Tasks and exercises |
(1) Can you repeat, word for word, the part of the Pew poll piece starting at "It’s possible they" and ending at "and tax cuts."?
(2) Answer these questions from the Pew poll piece:
(a) What percentage of Republicans and GOP-leaning independents say it is fine to break with Trump?
(b) In which legislative effort did the question of an obligation to side with Trump come up most concretely?
(c) What policy agenda might congressional Republicans see as larger and more important than efforts to check Trump's behavior?

Selected excerpt |
◆ ◆ ◆ ◆

Even the GOP base doesn’t mind.

Congressional Republicans have little reason to fear backlash from their own base if they defy President Trump on select policy issues.

That’s the clear message of a new Pew poll, which shows that a slight majority of conservative Republicans say they are okay with GOP members of Congress bucking Trump, and an even larger majority of moderate Republicans agree. Overall, 55 percent of Republicans and GOP-leaning independents say it is fine to break with Trump.

This question of an obligation to side with Trump came up most concretely in the abortive effort to pass the American Health Care Act. But it’s also relevant to a large number of issues on which Congress has backed Trump.

Though the poll doesn’t delve into particular issue areas, and doesn’t specify foreign or domestic policy, there are a whole series of topics this could apply to. Ranging from nondisclosure of his personal finances to personally profiting from taxpayer-financed vacations to Mar-a-Lago to the appointment of his seemingly unqualified son-in-law to a senior staff job, Trump has done things that one suspects most congressional Republicans would have found profoundly objectionable had they not been done by a Republican Party president.

Obviously, to buck Trump publicly on these issues — and even more so to buck him with meaningful congressional oversight — would annoy the president. But this polling indicates that congressional Republicans have little reason to fear that annoying the president would objectively be a huge problem for them.

It’s possible they don’t realize this and are simply being more fearful than they objectively need to be. But it’s also possible that even though they don’t strictly approve of this kind of behavior, they think any effort to check it would be an unnecessary distraction from the larger and more important policy agenda of business deregulation and tax cuts.

◆ ◆ ◆ ◆

Boxed element entries:

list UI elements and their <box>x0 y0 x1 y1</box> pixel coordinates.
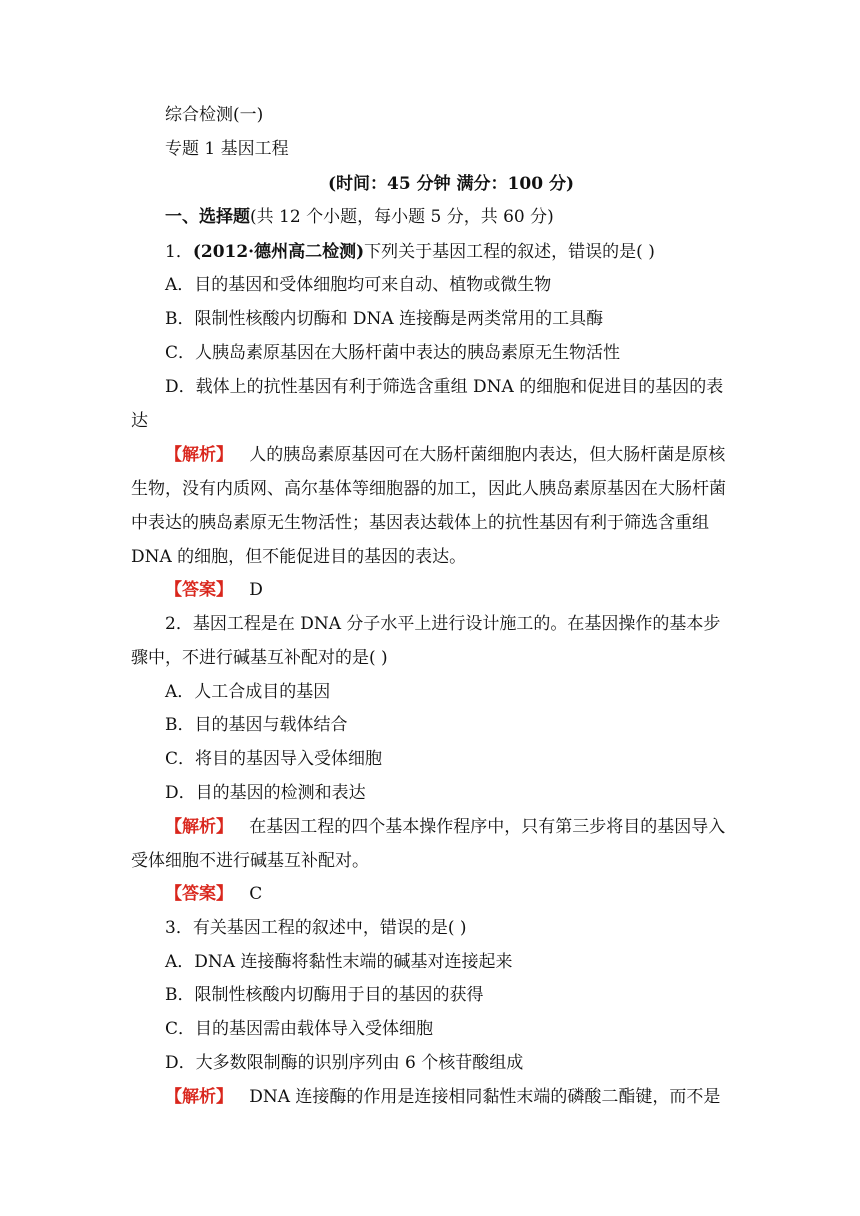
question-1-option-c: C．人胰岛素原基因在大肠杆菌中表达的胰岛素原无生物活性 <box>165 343 621 363</box>
section-heading-bold: 一、选择题 <box>165 207 250 227</box>
analysis-text: DNA 连接酶的作用是连接相同黏性末端的磷酸二酯键，而不是 <box>249 1087 721 1107</box>
answer-value: D <box>249 580 263 600</box>
question-2-analysis-line-1 <box>165 815 725 839</box>
question-1-answer <box>165 578 263 602</box>
section-heading-rest: (共 12 个小题，每小题 5 分，共 60 分) <box>250 207 554 227</box>
question-2-option-c: C．将目的基因导入受体细胞 <box>165 749 383 769</box>
question-2-option-b: B．目的基因与载体结合 <box>165 715 348 735</box>
section-heading <box>165 205 554 229</box>
question-1-option-d-cont: 达 <box>131 411 148 431</box>
analysis-label: 【解析】 <box>165 445 233 465</box>
analysis-label: 【解析】 <box>165 817 233 837</box>
question-1-option-b: B．限制性核酸内切酶和 DNA 连接酶是两类常用的工具酶 <box>165 309 604 329</box>
question-3-option-d: D．大多数限制酶的识别序列由 6 个核苷酸组成 <box>165 1053 524 1073</box>
time-info: (时间：45 分钟 满分：100 分) <box>328 174 574 194</box>
question-1-num: 1． <box>165 242 193 262</box>
question-2-answer <box>165 882 262 906</box>
question-1-source: (2012·德州高二检测) <box>192 242 365 262</box>
answer-label: 【答案】 <box>165 580 233 600</box>
analysis-text: 人的胰岛素原基因可在大肠杆菌细胞内表达，但大肠杆菌是原核 <box>249 445 726 465</box>
question-2-option-a: A．人工合成目的基因 <box>165 682 331 702</box>
question-3-option-a: A．DNA 连接酶将黏性末端的碱基对连接起来 <box>165 952 513 972</box>
question-2-analysis-line-2: 受体细胞不进行碱基互补配对。 <box>131 851 369 871</box>
question-3-option-b: B．限制性核酸内切酶用于目的基因的获得 <box>165 985 484 1005</box>
question-1-analysis-line-4: DNA 的细胞，但不能促进目的基因的表达。 <box>131 547 467 567</box>
doc-subtitle: 专题 1 基因工程 <box>165 139 289 159</box>
question-1-option-a: A．目的基因和受体细胞均可来自动、植物或微生物 <box>165 275 552 295</box>
question-2-option-d: D．目的基因的检测和表达 <box>165 783 366 803</box>
answer-value: C <box>249 884 263 904</box>
question-1-analysis-line-1 <box>165 443 725 467</box>
analysis-label: 【解析】 <box>165 1087 233 1107</box>
question-1-stem <box>165 240 655 264</box>
doc-title: 综合检测(一) <box>165 105 264 125</box>
question-2-stem-line-1: 2．基因工程是在 DNA 分子水平上进行设计施工的。在基因操作的基本步 <box>165 614 721 634</box>
question-1-analysis-line-3: 中表达的胰岛素原无生物活性；基因表达载体上的抗性基因有利于筛选含重组 <box>131 513 709 533</box>
question-1-text: 下列关于基因工程的叙述，错误的是( ) <box>364 242 655 262</box>
answer-label: 【答案】 <box>165 884 233 904</box>
question-3-stem: 3．有关基因工程的叙述中，错误的是( ) <box>165 918 467 938</box>
analysis-text: 在基因工程的四个基本操作程序中，只有第三步将目的基因导入 <box>249 817 726 837</box>
question-3-analysis-line-1 <box>165 1085 720 1109</box>
question-3-option-c: C．目的基因需由载体导入受体细胞 <box>165 1019 434 1039</box>
question-1-analysis-line-2: 生物，没有内质网、高尔基体等细胞器的加工，因此人胰岛素原基因在大肠杆菌 <box>131 479 726 499</box>
question-1-option-d: D．载体上的抗性基因有利于筛选含重组 DNA 的细胞和促进目的基因的表 <box>165 377 724 397</box>
question-2-stem-line-2: 骤中，不进行碱基互补配对的是( ) <box>131 648 388 668</box>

◆ ◆ ◆ ◆

List of solutions |
(1)
It’s possible they don’t realize this and are simply being more fearful than they objectively need to be. But it’s also possible that even though they don’t strictly approve of this kind of behavior, they think any effort to check it would be an unnecessary distraction from the larger and more important policy agenda of business deregulation and tax cuts.

(2)
(a) 55 percent
(b) The abortive effort to pass the American Health Care Act
(c) Business deregulation and tax cuts